*Material for this task*:
★ ★ ★
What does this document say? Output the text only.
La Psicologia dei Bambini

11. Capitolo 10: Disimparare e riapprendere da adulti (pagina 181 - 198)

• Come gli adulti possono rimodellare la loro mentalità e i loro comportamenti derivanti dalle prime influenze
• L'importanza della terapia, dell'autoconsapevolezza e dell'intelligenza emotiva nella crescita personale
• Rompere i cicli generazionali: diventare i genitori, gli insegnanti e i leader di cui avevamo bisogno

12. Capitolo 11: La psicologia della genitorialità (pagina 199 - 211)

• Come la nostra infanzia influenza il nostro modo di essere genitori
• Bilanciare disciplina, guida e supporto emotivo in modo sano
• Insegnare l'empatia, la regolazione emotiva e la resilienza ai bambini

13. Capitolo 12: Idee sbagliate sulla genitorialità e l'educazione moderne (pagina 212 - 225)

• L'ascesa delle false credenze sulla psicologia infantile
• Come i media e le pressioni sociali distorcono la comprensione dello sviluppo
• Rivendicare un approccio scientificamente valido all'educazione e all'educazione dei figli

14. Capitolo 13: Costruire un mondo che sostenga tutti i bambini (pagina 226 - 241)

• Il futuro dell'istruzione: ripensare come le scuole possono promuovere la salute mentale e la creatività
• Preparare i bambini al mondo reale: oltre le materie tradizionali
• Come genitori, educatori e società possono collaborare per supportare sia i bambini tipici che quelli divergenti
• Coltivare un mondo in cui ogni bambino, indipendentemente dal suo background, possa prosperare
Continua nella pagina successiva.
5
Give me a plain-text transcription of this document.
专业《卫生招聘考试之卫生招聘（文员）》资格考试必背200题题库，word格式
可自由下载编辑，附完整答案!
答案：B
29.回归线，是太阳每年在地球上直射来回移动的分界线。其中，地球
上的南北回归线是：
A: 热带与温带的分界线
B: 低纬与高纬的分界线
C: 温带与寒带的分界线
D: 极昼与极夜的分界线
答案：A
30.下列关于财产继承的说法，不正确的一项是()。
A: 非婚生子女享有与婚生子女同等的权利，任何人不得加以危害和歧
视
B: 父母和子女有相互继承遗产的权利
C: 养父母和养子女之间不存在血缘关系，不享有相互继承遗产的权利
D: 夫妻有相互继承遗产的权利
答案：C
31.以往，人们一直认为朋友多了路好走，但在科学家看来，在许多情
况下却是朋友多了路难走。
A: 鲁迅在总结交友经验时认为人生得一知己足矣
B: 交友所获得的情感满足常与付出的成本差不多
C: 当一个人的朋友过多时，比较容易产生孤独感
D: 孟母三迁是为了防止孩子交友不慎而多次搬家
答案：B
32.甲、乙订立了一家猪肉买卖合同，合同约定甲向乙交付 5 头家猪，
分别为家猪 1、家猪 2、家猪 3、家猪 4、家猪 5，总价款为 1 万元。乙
★ ★ ★
*Goal*: Among the entries, how many lines include the word "text"? Answer with a single number and nothing further.

*Correct answer*: 2